YOUR GOAL ▸
Rewrite the items below so that each occurrence of "actual-point" reads "observed-point", keeping all other text unchanged.

Element boundary records ▸
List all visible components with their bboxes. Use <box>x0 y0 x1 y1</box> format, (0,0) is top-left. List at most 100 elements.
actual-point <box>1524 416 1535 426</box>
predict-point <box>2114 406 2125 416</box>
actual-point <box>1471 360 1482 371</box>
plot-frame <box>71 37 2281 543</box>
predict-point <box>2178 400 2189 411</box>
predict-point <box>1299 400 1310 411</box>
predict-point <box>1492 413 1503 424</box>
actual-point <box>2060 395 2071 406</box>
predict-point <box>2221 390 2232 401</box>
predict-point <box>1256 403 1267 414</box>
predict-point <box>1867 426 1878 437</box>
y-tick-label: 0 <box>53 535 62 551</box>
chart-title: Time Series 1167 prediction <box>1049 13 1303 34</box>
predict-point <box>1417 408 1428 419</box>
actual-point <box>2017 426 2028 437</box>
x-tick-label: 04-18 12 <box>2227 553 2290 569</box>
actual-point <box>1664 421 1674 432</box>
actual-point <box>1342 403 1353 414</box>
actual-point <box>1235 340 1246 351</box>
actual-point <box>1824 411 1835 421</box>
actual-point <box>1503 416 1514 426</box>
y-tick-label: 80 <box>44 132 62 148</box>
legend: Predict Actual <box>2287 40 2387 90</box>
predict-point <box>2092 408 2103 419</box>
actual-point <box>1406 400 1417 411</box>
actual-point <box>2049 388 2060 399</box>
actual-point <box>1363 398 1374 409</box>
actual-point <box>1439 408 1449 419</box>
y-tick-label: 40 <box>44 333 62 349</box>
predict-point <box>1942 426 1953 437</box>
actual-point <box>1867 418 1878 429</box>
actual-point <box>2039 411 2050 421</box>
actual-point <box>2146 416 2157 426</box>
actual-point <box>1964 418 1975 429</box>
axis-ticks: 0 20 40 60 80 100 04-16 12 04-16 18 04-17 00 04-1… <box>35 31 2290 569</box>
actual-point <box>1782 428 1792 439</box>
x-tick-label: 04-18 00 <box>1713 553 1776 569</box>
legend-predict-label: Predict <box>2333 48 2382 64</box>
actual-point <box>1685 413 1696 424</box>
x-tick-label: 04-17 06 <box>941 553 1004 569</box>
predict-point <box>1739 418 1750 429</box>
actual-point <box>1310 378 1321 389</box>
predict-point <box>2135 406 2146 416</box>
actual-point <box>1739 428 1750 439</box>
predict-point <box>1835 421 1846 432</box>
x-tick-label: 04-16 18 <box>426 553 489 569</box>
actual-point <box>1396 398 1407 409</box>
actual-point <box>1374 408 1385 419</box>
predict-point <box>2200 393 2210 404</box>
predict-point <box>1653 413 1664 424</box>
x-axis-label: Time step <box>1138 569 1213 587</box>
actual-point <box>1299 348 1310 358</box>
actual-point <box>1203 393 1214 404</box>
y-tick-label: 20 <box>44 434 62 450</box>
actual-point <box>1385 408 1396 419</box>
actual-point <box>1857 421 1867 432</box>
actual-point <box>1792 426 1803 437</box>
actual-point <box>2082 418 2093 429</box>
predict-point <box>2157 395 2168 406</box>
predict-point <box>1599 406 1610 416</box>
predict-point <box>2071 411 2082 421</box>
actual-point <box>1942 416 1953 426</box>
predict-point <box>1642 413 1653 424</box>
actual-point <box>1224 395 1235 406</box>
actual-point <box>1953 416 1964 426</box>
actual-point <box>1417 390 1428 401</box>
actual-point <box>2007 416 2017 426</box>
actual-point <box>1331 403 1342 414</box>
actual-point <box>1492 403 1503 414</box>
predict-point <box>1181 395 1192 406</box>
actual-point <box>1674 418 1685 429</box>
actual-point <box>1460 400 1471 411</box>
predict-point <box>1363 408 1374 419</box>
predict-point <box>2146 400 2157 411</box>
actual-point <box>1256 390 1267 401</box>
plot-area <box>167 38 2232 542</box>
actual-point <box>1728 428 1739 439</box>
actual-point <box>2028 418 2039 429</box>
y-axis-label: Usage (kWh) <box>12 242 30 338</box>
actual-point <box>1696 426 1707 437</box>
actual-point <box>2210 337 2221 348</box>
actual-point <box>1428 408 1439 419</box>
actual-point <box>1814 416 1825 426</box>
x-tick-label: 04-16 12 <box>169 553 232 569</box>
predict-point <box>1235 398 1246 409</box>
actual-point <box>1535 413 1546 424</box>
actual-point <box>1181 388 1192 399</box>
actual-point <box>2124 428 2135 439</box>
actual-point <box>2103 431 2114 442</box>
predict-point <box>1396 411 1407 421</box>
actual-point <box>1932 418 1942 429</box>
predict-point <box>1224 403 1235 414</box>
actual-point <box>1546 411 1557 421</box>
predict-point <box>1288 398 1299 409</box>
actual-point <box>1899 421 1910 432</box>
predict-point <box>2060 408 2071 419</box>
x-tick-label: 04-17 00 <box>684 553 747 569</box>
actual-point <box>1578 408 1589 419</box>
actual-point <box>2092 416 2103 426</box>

WRITTEN REPLY ▸
List all visible components with their bboxes. Use <box>x0 y0 x1 y1</box> format, (0,0) is top-left. List at most 100 elements.
observed-point <box>1524 416 1535 426</box>
predict-point <box>2114 406 2125 416</box>
observed-point <box>1471 360 1482 371</box>
plot-frame <box>71 37 2281 543</box>
predict-point <box>2178 400 2189 411</box>
predict-point <box>1299 400 1310 411</box>
predict-point <box>1492 413 1503 424</box>
observed-point <box>2060 395 2071 406</box>
predict-point <box>2221 390 2232 401</box>
predict-point <box>1256 403 1267 414</box>
predict-point <box>1867 426 1878 437</box>
y-tick-label: 0 <box>53 535 62 551</box>
chart-title: Time Series 1167 prediction <box>1049 13 1303 34</box>
predict-point <box>1417 408 1428 419</box>
observed-point <box>2017 426 2028 437</box>
x-tick-label: 04-18 12 <box>2227 553 2290 569</box>
observed-point <box>1664 421 1674 432</box>
observed-point <box>1342 403 1353 414</box>
observed-point <box>1235 340 1246 351</box>
observed-point <box>1824 411 1835 421</box>
observed-point <box>1503 416 1514 426</box>
y-tick-label: 80 <box>44 132 62 148</box>
legend: Predict Actual <box>2287 40 2387 90</box>
predict-point <box>2092 408 2103 419</box>
observed-point <box>1406 400 1417 411</box>
observed-point <box>2049 388 2060 399</box>
observed-point <box>1363 398 1374 409</box>
observed-point <box>1439 408 1449 419</box>
y-tick-label: 40 <box>44 333 62 349</box>
predict-point <box>1942 426 1953 437</box>
observed-point <box>1867 418 1878 429</box>
observed-point <box>2039 411 2050 421</box>
observed-point <box>2146 416 2157 426</box>
observed-point <box>1964 418 1975 429</box>
axis-ticks: 0 20 40 60 80 100 04-16 12 04-16 18 04-17 00 04-1… <box>35 31 2290 569</box>
observed-point <box>1782 428 1792 439</box>
x-tick-label: 04-18 00 <box>1713 553 1776 569</box>
legend-predict-label: Predict <box>2333 48 2382 64</box>
observed-point <box>1685 413 1696 424</box>
x-tick-label: 04-17 06 <box>941 553 1004 569</box>
predict-point <box>1739 418 1750 429</box>
observed-point <box>1310 378 1321 389</box>
predict-point <box>2135 406 2146 416</box>
observed-point <box>1739 428 1750 439</box>
predict-point <box>1835 421 1846 432</box>
x-tick-label: 04-16 18 <box>426 553 489 569</box>
observed-point <box>1396 398 1407 409</box>
observed-point <box>1374 408 1385 419</box>
predict-point <box>2200 393 2210 404</box>
predict-point <box>1653 413 1664 424</box>
x-axis-label: Time step <box>1138 569 1213 587</box>
observed-point <box>1299 348 1310 358</box>
observed-point <box>1203 393 1214 404</box>
y-tick-label: 20 <box>44 434 62 450</box>
observed-point <box>1385 408 1396 419</box>
observed-point <box>1857 421 1867 432</box>
observed-point <box>1792 426 1803 437</box>
observed-point <box>2082 418 2093 429</box>
predict-point <box>2157 395 2168 406</box>
predict-point <box>1599 406 1610 416</box>
predict-point <box>2071 411 2082 421</box>
observed-point <box>1942 416 1953 426</box>
predict-point <box>1642 413 1653 424</box>
observed-point <box>1224 395 1235 406</box>
observed-point <box>1953 416 1964 426</box>
observed-point <box>1417 390 1428 401</box>
observed-point <box>2007 416 2017 426</box>
observed-point <box>1331 403 1342 414</box>
observed-point <box>1492 403 1503 414</box>
predict-point <box>1181 395 1192 406</box>
observed-point <box>1674 418 1685 429</box>
observed-point <box>1460 400 1471 411</box>
predict-point <box>1363 408 1374 419</box>
predict-point <box>2146 400 2157 411</box>
observed-point <box>1256 390 1267 401</box>
plot-area <box>167 38 2232 542</box>
observed-point <box>1728 428 1739 439</box>
observed-point <box>2028 418 2039 429</box>
y-axis-label: Usage (kWh) <box>12 242 30 338</box>
observed-point <box>1696 426 1707 437</box>
observed-point <box>2210 337 2221 348</box>
observed-point <box>1428 408 1439 419</box>
observed-point <box>1814 416 1825 426</box>
x-tick-label: 04-16 12 <box>169 553 232 569</box>
predict-point <box>1235 398 1246 409</box>
observed-point <box>1535 413 1546 424</box>
observed-point <box>1181 388 1192 399</box>
observed-point <box>2124 428 2135 439</box>
observed-point <box>2103 431 2114 442</box>
predict-point <box>1396 411 1407 421</box>
observed-point <box>1932 418 1942 429</box>
predict-point <box>1224 403 1235 414</box>
observed-point <box>1546 411 1557 421</box>
predict-point <box>1288 398 1299 409</box>
observed-point <box>1899 421 1910 432</box>
predict-point <box>2060 408 2071 419</box>
x-tick-label: 04-17 00 <box>684 553 747 569</box>
observed-point <box>1578 408 1589 419</box>
observed-point <box>2092 416 2103 426</box>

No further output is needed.